● **TEXT PASSAGE**
<<<<

Re: cosd multi-second stalls cause "wrongly marked me down"

Sage Weil <sage@xxxxxxxxxxxx> · Thu, 3 Mar 2011 10:51:52 -0800 (PST)

On Thu, 3 Mar 2011, Jim Schutt wrote:
> On Thu, 2011-03-03 at 11:04 -0700, Sage Weil wrote:
> > On Thu, 3 Mar 2011, Jim Schutt wrote:
> > > 
> > > On Wed, 2011-03-02 at 22:03 -0700, Sage Weil wrote:
> > > > > I'm not sure how to track down what's happening here...
> > > > 
> > > > Hmm.  I'm not able to reproduce this here (tho I only have ~15 nodes 
> > > > available at the moment).  Seeing the last bit of the logs on the crashed 
> > > > nodes will help.
> > > > 
> > 
> > Can you confirm that the chdir is working now?  Maybe put an assert(0) in 
> > tick() so we can verify core dumps are working in general?
> 
> Great idea, and chdir is definitely working; got 96 core 
> files as expected.

>>>>

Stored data
<<<<

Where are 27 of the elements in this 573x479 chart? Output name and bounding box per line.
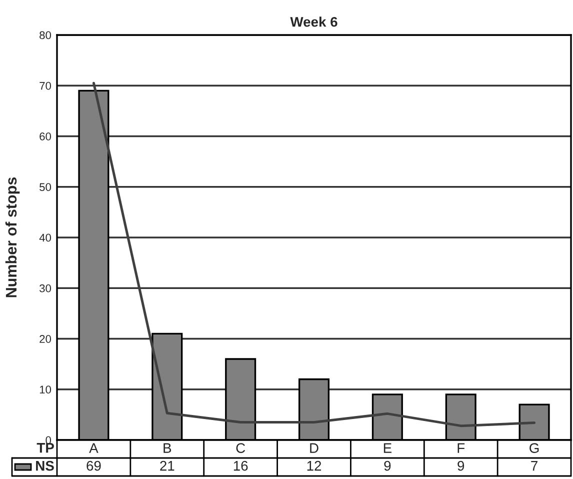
y-tick-label: 70 [40, 82, 52, 90]
x-tick-label: D [310, 443, 318, 453]
x-tick-label: A [89, 443, 98, 453]
data-label: 16 [234, 460, 248, 471]
y-tick-label: 10 [40, 386, 52, 394]
y-tick-label: 20 [40, 335, 52, 343]
y-tick-label: 80 [40, 31, 52, 40]
y-tick-label: 60 [40, 132, 52, 140]
data-label: 21 [160, 460, 174, 471]
chart-title: Week 6 [290, 16, 338, 27]
y-axis-title: Number of stops [5, 177, 20, 298]
x-tick-label: C [236, 443, 246, 453]
x-tick-label: F [458, 443, 465, 453]
data-label: 7 [531, 461, 538, 471]
line-series [92, 82, 536, 428]
x-tick-label: E [384, 443, 392, 453]
y-tick-label: 30 [40, 284, 52, 292]
y-tick-label: 50 [40, 183, 52, 192]
y-tick-label: 40 [39, 234, 52, 242]
data-label: 69 [86, 460, 101, 471]
x-tick-label: G [530, 443, 539, 453]
data-label: 12 [307, 460, 322, 471]
x-axis-title: TP [36, 443, 54, 453]
legend-label: NS [36, 460, 54, 471]
data-label: 9 [458, 460, 464, 471]
x-tick-label: B [164, 443, 172, 453]
data-label: 9 [384, 460, 391, 471]
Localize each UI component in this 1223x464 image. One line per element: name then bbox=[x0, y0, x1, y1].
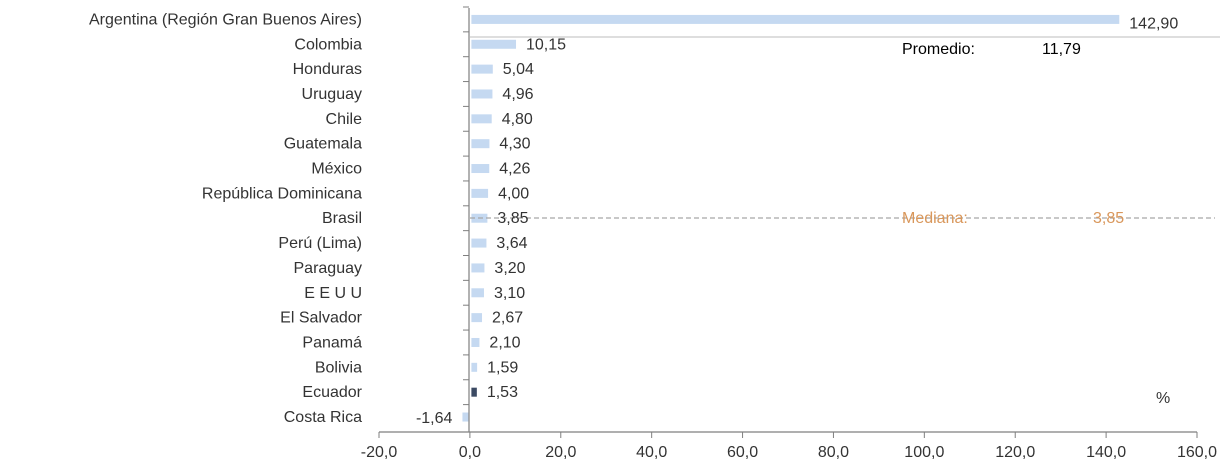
category-label: República Dominicana bbox=[202, 185, 362, 202]
category-label: México bbox=[311, 161, 362, 178]
bar bbox=[471, 313, 482, 322]
x-tick-label: 100,0 bbox=[904, 444, 944, 461]
bar bbox=[471, 263, 484, 272]
data-label: 1,59 bbox=[487, 359, 518, 376]
category-label: El Salvador bbox=[280, 310, 362, 327]
bar bbox=[471, 114, 491, 123]
category-label: E E U U bbox=[304, 285, 362, 302]
median-label: Mediana: bbox=[902, 210, 968, 227]
category-label: Argentina (Región Gran Buenos Aires) bbox=[89, 11, 362, 28]
x-tick-label: 140,0 bbox=[1086, 444, 1126, 461]
x-tick-label: -20,0 bbox=[361, 444, 398, 461]
category-label: Colombia bbox=[294, 36, 362, 53]
bar bbox=[462, 413, 468, 422]
data-label: 3,20 bbox=[494, 260, 525, 277]
data-label: 142,90 bbox=[1129, 15, 1178, 32]
bar bbox=[471, 139, 489, 148]
category-label: Uruguay bbox=[302, 86, 362, 103]
data-label: 4,80 bbox=[502, 111, 533, 128]
median-value: 3,85 bbox=[1093, 210, 1124, 227]
bar bbox=[471, 164, 489, 173]
x-tick-label: 0,0 bbox=[459, 444, 481, 461]
bar bbox=[471, 40, 516, 49]
category-label: Panamá bbox=[302, 334, 362, 351]
data-label: 3,64 bbox=[496, 235, 527, 252]
average-value: 11,79 bbox=[1042, 41, 1081, 58]
bar bbox=[471, 288, 484, 297]
category-label: Guatemala bbox=[284, 136, 362, 153]
unit-label: % bbox=[1156, 390, 1170, 407]
x-tick-label: 160,0 bbox=[1177, 444, 1217, 461]
data-label: 2,67 bbox=[492, 310, 523, 327]
category-label: Chile bbox=[326, 111, 363, 128]
bar bbox=[471, 89, 492, 98]
data-label: 4,26 bbox=[499, 161, 530, 178]
bar bbox=[471, 239, 486, 248]
data-label: 4,00 bbox=[498, 185, 529, 202]
bar bbox=[471, 338, 479, 347]
data-label: 3,10 bbox=[494, 285, 525, 302]
average-label: Promedio: bbox=[902, 41, 975, 58]
bar bbox=[471, 363, 477, 372]
x-tick-label: 80,0 bbox=[818, 444, 849, 461]
category-label: Costa Rica bbox=[284, 409, 362, 426]
data-label: -1,64 bbox=[416, 410, 453, 427]
bar bbox=[471, 189, 488, 198]
category-label: Brasil bbox=[322, 210, 362, 227]
category-label: Paraguay bbox=[294, 260, 363, 277]
bar bbox=[471, 65, 492, 74]
data-label: 2,10 bbox=[489, 334, 520, 351]
data-label: 3,85 bbox=[497, 210, 528, 227]
category-label: Perú (Lima) bbox=[278, 235, 362, 252]
category-label: Ecuador bbox=[302, 384, 362, 401]
data-label: 1,53 bbox=[487, 384, 518, 401]
bar bbox=[471, 15, 1119, 24]
x-tick-label: 20,0 bbox=[545, 444, 576, 461]
bar bbox=[471, 388, 476, 397]
x-tick-label: 60,0 bbox=[727, 444, 758, 461]
data-label: 10,15 bbox=[526, 36, 566, 53]
data-label: 5,04 bbox=[503, 61, 534, 78]
data-label: 4,30 bbox=[499, 136, 530, 153]
category-label: Bolivia bbox=[315, 359, 362, 376]
x-tick-label: 120,0 bbox=[995, 444, 1035, 461]
data-label: 4,96 bbox=[502, 86, 533, 103]
x-tick-label: 40,0 bbox=[636, 444, 667, 461]
category-label: Honduras bbox=[293, 61, 362, 78]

>>>>

● **SHORT TASK**
Answer these from the mailing list reply:
(a) Roughly how many nodes did Sage Weil say he had available at the moment?
(b) What did Sage Weil suggest putting in tick()?
(c) How many core files did Jim Schutt get?
The rows are not needed here.

● **REPLY TO THE TASK**
(a) About 15.
(b) An assert(0).
(c) 96.